WHAT IS ASKED: Among the entries, which lines carry the string "изложить"? Copy each of them.
--- begin DATA RECORDS ---
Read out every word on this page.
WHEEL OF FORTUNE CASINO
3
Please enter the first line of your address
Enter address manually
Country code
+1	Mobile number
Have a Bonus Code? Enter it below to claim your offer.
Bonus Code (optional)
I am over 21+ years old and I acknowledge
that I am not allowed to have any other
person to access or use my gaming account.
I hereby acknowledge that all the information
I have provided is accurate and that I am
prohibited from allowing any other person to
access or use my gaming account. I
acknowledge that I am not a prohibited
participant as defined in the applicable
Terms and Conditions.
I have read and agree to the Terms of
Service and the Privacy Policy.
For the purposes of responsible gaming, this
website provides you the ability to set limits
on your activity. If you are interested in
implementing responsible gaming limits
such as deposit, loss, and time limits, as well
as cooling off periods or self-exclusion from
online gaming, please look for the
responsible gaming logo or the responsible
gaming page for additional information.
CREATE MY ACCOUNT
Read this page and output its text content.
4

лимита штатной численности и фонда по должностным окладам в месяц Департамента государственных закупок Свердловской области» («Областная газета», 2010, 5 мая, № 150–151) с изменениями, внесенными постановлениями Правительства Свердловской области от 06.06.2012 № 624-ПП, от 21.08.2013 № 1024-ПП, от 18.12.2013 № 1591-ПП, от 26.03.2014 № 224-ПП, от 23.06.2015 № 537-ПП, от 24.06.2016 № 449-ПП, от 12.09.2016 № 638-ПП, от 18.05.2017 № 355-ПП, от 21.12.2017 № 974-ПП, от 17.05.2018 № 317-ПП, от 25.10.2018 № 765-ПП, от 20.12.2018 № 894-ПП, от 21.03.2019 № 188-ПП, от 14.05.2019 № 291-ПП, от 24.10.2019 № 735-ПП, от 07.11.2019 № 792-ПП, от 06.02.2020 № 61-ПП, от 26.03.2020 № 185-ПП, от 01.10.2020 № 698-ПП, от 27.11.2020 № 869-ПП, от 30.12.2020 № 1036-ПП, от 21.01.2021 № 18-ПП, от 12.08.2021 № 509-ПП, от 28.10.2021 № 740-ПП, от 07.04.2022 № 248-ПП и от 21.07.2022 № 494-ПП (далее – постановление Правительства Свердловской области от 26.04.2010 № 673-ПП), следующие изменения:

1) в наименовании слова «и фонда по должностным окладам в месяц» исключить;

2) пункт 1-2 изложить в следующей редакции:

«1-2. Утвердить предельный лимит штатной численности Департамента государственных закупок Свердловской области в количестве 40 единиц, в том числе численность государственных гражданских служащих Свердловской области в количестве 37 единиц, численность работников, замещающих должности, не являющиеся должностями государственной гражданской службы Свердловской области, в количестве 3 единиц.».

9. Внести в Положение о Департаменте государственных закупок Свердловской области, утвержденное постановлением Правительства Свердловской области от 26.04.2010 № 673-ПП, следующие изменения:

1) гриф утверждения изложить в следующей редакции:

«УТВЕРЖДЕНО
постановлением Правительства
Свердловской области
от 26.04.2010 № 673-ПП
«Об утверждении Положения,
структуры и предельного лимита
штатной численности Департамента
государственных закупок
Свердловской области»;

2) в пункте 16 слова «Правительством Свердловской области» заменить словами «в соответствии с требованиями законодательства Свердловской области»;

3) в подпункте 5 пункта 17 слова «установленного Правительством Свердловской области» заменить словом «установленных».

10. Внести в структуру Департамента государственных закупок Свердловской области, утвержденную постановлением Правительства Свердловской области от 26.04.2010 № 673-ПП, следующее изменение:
--- end DATA RECORDS ---
FINISHED ANSWER:
2) пункт 1-2 изложить в следующей редакции:
1) гриф утверждения изложить в следующей редакции:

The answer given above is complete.